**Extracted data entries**
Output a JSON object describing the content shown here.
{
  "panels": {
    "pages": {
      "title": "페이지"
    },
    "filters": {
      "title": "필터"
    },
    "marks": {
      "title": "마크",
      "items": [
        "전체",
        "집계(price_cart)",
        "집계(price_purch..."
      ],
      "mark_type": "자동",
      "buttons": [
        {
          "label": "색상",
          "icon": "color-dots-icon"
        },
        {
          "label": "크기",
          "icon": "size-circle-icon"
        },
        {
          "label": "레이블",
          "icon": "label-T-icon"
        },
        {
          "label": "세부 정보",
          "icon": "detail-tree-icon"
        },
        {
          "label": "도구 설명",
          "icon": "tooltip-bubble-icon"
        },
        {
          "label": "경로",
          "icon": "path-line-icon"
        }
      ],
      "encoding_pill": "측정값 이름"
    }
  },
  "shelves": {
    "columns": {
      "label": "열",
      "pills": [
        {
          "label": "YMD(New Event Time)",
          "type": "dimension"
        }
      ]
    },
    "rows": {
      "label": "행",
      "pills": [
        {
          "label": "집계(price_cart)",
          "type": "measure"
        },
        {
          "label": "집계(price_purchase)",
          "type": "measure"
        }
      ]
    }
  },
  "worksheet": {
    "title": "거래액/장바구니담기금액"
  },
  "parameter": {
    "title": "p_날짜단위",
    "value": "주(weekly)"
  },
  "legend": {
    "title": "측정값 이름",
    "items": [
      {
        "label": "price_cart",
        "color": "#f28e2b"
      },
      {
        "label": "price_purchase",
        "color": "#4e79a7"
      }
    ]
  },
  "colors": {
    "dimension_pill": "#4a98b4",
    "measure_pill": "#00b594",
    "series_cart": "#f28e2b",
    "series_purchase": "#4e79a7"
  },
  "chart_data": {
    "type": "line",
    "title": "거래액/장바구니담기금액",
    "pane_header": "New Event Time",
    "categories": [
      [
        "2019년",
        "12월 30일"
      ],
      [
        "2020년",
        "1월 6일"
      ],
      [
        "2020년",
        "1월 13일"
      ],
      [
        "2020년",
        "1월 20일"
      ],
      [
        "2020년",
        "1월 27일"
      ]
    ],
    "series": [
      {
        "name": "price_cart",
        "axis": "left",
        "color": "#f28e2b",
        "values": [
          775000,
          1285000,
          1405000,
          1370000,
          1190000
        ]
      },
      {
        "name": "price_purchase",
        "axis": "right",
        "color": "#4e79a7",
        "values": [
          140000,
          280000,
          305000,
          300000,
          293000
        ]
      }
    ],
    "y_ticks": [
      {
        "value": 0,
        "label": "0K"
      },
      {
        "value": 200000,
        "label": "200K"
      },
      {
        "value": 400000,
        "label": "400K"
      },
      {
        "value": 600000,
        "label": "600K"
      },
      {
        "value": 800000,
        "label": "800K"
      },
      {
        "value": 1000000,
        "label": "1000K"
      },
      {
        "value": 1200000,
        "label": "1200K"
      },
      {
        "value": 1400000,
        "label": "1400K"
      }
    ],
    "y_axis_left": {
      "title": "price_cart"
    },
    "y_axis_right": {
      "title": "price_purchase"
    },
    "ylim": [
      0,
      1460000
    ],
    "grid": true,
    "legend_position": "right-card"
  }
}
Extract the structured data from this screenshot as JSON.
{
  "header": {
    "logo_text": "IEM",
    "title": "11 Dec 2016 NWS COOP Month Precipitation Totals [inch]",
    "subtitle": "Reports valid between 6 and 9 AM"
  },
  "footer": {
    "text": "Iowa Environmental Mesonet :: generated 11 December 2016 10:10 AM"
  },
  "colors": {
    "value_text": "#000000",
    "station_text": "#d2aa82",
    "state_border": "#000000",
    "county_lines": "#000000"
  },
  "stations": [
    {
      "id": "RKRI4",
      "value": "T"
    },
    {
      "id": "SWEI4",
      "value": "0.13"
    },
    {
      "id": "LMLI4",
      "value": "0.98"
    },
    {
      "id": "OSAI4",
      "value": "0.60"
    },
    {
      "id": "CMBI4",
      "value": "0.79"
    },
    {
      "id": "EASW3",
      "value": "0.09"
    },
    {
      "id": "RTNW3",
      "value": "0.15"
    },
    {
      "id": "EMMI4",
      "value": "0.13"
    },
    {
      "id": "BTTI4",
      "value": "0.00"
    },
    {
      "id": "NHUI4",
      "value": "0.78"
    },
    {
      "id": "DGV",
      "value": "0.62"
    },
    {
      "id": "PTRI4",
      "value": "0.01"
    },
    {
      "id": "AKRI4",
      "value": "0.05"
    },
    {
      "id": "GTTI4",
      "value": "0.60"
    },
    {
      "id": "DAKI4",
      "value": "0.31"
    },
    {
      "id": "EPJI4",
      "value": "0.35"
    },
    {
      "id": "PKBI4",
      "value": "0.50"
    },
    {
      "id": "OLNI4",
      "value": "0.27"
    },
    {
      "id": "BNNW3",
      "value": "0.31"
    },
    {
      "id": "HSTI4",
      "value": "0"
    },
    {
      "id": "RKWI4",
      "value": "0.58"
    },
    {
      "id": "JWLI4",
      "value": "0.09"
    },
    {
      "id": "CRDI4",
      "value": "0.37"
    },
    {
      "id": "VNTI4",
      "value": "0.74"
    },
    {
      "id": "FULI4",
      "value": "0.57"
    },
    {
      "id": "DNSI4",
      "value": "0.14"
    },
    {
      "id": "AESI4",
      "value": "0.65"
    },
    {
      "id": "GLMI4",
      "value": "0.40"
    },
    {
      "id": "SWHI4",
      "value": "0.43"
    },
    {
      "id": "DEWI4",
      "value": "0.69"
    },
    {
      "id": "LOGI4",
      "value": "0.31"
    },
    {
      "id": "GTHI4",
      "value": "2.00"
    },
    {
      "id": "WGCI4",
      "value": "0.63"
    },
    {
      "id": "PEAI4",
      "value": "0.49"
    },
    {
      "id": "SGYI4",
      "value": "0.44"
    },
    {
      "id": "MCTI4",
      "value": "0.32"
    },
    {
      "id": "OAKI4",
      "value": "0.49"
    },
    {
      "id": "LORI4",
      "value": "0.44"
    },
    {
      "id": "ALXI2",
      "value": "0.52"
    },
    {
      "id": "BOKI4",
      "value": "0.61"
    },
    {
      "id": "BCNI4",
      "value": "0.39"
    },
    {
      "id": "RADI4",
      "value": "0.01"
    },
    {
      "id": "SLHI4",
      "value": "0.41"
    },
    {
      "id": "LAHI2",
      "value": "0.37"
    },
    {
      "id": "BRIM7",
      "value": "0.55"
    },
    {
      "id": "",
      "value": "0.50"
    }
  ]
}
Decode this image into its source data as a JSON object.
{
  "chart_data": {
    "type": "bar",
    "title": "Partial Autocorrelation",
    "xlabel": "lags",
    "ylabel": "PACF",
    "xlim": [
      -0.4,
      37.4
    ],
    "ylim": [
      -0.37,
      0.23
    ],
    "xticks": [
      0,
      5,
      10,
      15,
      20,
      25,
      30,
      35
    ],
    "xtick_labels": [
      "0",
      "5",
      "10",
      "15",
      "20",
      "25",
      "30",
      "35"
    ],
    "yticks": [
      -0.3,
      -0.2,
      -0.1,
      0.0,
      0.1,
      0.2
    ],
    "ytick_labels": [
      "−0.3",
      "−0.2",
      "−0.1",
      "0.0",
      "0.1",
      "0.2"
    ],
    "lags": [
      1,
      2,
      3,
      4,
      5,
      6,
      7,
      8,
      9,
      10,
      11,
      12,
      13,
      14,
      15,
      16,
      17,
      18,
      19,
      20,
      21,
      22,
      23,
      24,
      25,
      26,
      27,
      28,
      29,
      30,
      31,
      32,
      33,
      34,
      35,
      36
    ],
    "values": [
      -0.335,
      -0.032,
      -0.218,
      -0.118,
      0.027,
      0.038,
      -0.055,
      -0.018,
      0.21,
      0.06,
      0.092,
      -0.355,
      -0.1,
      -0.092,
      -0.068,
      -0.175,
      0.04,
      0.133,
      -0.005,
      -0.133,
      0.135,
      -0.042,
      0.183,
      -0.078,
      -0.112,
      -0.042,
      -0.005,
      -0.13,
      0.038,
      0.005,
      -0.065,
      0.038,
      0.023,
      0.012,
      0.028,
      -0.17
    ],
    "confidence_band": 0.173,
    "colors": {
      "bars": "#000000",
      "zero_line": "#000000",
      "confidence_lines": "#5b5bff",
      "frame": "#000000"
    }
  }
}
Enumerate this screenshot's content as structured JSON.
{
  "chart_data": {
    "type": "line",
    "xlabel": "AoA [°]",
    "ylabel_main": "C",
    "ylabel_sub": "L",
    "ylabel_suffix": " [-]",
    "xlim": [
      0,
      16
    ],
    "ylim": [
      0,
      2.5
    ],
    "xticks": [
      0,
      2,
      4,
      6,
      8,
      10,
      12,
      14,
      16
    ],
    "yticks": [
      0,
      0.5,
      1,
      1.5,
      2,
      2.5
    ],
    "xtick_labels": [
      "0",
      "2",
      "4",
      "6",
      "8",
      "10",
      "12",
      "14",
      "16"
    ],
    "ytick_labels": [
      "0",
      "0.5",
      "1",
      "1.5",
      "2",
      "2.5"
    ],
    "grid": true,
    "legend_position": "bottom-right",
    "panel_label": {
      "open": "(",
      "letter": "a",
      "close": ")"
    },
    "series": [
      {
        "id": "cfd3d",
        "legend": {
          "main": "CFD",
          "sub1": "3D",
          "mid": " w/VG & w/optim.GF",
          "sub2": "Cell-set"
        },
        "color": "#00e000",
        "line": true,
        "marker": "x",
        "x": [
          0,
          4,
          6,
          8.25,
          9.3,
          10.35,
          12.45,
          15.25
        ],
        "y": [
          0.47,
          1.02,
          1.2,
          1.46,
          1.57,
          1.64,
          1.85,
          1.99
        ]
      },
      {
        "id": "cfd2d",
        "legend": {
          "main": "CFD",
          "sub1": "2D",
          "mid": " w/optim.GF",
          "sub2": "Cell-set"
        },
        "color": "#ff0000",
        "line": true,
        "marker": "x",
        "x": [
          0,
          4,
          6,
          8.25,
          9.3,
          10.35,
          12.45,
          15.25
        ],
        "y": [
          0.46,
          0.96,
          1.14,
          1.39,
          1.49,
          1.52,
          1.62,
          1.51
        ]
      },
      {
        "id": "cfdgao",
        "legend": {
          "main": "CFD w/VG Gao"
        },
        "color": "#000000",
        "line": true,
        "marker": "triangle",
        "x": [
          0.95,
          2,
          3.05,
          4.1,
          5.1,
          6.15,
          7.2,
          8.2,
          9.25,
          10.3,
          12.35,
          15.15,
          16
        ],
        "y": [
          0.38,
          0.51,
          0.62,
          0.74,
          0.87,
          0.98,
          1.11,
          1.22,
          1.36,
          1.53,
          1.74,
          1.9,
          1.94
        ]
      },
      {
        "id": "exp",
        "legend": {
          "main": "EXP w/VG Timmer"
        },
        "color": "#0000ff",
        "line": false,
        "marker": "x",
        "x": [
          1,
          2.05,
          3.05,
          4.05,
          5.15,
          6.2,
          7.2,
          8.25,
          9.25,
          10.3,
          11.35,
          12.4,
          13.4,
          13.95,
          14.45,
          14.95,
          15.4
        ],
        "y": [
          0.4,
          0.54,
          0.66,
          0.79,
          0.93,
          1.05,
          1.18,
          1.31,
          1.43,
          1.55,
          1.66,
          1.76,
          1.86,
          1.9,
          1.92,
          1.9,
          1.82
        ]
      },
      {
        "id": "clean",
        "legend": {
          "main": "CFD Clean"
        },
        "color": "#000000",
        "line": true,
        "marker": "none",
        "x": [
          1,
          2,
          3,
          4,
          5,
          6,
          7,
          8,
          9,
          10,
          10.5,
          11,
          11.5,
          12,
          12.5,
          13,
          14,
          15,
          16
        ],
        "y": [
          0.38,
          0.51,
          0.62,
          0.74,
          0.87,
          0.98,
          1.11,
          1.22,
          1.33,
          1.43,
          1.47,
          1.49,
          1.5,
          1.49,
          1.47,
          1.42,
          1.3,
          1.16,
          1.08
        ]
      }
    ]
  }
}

**WHAT NEEDS TO BE DONE**
Select the lines in this material that hold the word "JSON", leaving none out.

**FULL OUTPUT**
Output a JSON object describing the content shown here.
Extract the structured data from this screenshot as JSON.
Decode this image into its source data as a JSON object.
Enumerate this screenshot's content as structured JSON.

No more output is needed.